> **WHAT IS BEING ASKED**:
Reproduce the data below line for line, keeping every character unchanged.

> **DATASET RECORDS**:
---+---
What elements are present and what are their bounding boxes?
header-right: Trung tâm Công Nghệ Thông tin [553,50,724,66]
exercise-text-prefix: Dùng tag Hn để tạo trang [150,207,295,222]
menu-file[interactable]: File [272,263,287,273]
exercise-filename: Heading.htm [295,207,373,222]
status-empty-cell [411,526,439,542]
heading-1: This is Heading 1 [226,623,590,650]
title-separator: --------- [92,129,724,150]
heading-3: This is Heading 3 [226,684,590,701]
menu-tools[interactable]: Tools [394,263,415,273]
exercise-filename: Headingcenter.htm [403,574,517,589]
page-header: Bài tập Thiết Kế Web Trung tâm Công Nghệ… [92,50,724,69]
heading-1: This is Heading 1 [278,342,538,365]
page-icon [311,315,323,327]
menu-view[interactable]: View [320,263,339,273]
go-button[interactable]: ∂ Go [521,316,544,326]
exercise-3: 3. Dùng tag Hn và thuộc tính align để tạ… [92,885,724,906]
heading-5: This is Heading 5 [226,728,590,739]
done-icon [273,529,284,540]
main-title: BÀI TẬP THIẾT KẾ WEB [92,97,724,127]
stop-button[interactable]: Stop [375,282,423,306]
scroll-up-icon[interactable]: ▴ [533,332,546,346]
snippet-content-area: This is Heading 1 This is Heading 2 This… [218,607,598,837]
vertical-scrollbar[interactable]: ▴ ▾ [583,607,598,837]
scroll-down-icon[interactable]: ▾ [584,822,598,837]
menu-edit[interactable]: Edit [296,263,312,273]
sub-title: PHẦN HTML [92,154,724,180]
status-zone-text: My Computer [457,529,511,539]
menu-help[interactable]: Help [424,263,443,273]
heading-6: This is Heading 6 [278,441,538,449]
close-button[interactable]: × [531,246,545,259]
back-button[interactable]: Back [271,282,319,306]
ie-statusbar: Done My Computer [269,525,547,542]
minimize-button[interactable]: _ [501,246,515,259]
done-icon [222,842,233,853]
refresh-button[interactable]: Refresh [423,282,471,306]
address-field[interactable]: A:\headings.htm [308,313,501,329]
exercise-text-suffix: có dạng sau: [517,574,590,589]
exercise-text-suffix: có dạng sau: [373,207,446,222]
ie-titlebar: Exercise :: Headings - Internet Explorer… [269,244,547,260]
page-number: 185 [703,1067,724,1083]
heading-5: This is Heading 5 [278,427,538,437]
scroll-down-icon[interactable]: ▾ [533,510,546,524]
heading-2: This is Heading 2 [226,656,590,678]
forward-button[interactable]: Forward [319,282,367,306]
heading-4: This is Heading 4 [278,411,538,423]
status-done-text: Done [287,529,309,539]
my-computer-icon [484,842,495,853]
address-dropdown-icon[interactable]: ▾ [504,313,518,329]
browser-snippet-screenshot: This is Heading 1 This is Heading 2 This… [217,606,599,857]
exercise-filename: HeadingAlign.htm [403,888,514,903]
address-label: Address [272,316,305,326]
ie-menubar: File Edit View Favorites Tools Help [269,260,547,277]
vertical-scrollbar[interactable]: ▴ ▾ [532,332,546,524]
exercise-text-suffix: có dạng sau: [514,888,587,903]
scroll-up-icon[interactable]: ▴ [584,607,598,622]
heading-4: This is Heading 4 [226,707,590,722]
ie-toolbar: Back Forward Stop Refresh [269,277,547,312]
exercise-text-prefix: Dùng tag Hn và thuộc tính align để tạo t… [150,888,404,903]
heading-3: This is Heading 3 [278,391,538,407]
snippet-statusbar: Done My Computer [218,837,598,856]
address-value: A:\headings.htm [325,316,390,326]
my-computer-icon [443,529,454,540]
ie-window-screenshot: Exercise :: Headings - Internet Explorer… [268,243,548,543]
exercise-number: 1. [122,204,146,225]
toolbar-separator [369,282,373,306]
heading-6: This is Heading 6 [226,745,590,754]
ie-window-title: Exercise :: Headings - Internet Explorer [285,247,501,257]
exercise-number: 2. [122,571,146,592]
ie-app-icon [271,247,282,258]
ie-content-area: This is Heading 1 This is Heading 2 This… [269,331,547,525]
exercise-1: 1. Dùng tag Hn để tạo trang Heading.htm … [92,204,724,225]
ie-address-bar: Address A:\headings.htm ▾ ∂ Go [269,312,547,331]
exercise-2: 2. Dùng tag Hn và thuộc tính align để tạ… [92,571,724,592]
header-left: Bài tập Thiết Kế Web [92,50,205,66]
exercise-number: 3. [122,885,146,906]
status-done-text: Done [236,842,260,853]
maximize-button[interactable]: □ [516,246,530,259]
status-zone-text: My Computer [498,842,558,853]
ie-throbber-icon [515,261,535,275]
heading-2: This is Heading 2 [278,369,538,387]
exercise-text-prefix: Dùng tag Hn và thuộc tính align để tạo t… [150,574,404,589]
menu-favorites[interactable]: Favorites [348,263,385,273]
---+---
> **WRITTEN SOLUTION**:
What elements are present and what are their bounding boxes?
header-right: Trung tâm Công Nghệ Thông tin [553,50,724,66]
exercise-text-prefix: Dùng tag Hn để tạo trang [150,207,295,222]
menu-file[interactable]: File [272,263,287,273]
exercise-filename: Heading.htm [295,207,373,222]
status-empty-cell [411,526,439,542]
heading-1: This is Heading 1 [226,623,590,650]
title-separator: --------- [92,129,724,150]
heading-3: This is Heading 3 [226,684,590,701]
menu-tools[interactable]: Tools [394,263,415,273]
exercise-filename: Headingcenter.htm [403,574,517,589]
page-header: Bài tập Thiết Kế Web Trung tâm Công Nghệ… [92,50,724,69]
heading-1: This is Heading 1 [278,342,538,365]
page-icon [311,315,323,327]
menu-view[interactable]: View [320,263,339,273]
go-button[interactable]: ∂ Go [521,316,544,326]
exercise-3: 3. Dùng tag Hn và thuộc tính align để tạ… [92,885,724,906]
heading-5: This is Heading 5 [226,728,590,739]
done-icon [273,529,284,540]
main-title: BÀI TẬP THIẾT KẾ WEB [92,97,724,127]
stop-button[interactable]: Stop [375,282,423,306]
scroll-up-icon[interactable]: ▴ [533,332,546,346]
snippet-content-area: This is Heading 1 This is Heading 2 This… [218,607,598,837]
vertical-scrollbar[interactable]: ▴ ▾ [583,607,598,837]
scroll-down-icon[interactable]: ▾ [584,822,598,837]
menu-edit[interactable]: Edit [296,263,312,273]
sub-title: PHẦN HTML [92,154,724,180]
status-zone-text: My Computer [457,529,511,539]
menu-help[interactable]: Help [424,263,443,273]
heading-6: This is Heading 6 [278,441,538,449]
close-button[interactable]: × [531,246,545,259]
back-button[interactable]: Back [271,282,319,306]
ie-statusbar: Done My Computer [269,525,547,542]
minimize-button[interactable]: _ [501,246,515,259]
done-icon [222,842,233,853]
refresh-button[interactable]: Refresh [423,282,471,306]
address-field[interactable]: A:\headings.htm [308,313,501,329]
exercise-text-suffix: có dạng sau: [517,574,590,589]
exercise-text-suffix: có dạng sau: [373,207,446,222]
ie-titlebar: Exercise :: Headings - Internet Explorer… [269,244,547,260]
page-number: 185 [703,1067,724,1083]
heading-5: This is Heading 5 [278,427,538,437]
scroll-down-icon[interactable]: ▾ [533,510,546,524]
heading-2: This is Heading 2 [226,656,590,678]
forward-button[interactable]: Forward [319,282,367,306]
heading-4: This is Heading 4 [278,411,538,423]
status-done-text: Done [287,529,309,539]
my-computer-icon [484,842,495,853]
address-dropdown-icon[interactable]: ▾ [504,313,518,329]
browser-snippet-screenshot: This is Heading 1 This is Heading 2 This… [217,606,599,857]
exercise-filename: HeadingAlign.htm [403,888,514,903]
address-label: Address [272,316,305,326]
ie-menubar: File Edit View Favorites Tools Help [269,260,547,277]
vertical-scrollbar[interactable]: ▴ ▾ [532,332,546,524]
exercise-text-suffix: có dạng sau: [514,888,587,903]
scroll-up-icon[interactable]: ▴ [584,607,598,622]
heading-4: This is Heading 4 [226,707,590,722]
ie-toolbar: Back Forward Stop Refresh [269,277,547,312]
exercise-text-prefix: Dùng tag Hn và thuộc tính align để tạo t… [150,888,404,903]
heading-3: This is Heading 3 [278,391,538,407]
snippet-statusbar: Done My Computer [218,837,598,856]
address-value: A:\headings.htm [325,316,390,326]
my-computer-icon [443,529,454,540]
ie-window-screenshot: Exercise :: Headings - Internet Explorer… [268,243,548,543]
exercise-number: 1. [122,204,146,225]
toolbar-separator [369,282,373,306]
heading-6: This is Heading 6 [226,745,590,754]
ie-window-title: Exercise :: Headings - Internet Explorer [285,247,501,257]
exercise-number: 2. [122,571,146,592]
ie-app-icon [271,247,282,258]
ie-content-area: This is Heading 1 This is Heading 2 This… [269,331,547,525]
exercise-1: 1. Dùng tag Hn để tạo trang Heading.htm … [92,204,724,225]
ie-address-bar: Address A:\headings.htm ▾ ∂ Go [269,312,547,331]
exercise-2: 2. Dùng tag Hn và thuộc tính align để tạ… [92,571,724,592]
header-left: Bài tập Thiết Kế Web [92,50,205,66]
exercise-number: 3. [122,885,146,906]
status-done-text: Done [236,842,260,853]
maximize-button[interactable]: □ [516,246,530,259]
status-zone-text: My Computer [498,842,558,853]
ie-throbber-icon [515,261,535,275]
heading-2: This is Heading 2 [278,369,538,387]
exercise-text-prefix: Dùng tag Hn và thuộc tính align để tạo t… [150,574,404,589]
menu-favorites[interactable]: Favorites [348,263,385,273]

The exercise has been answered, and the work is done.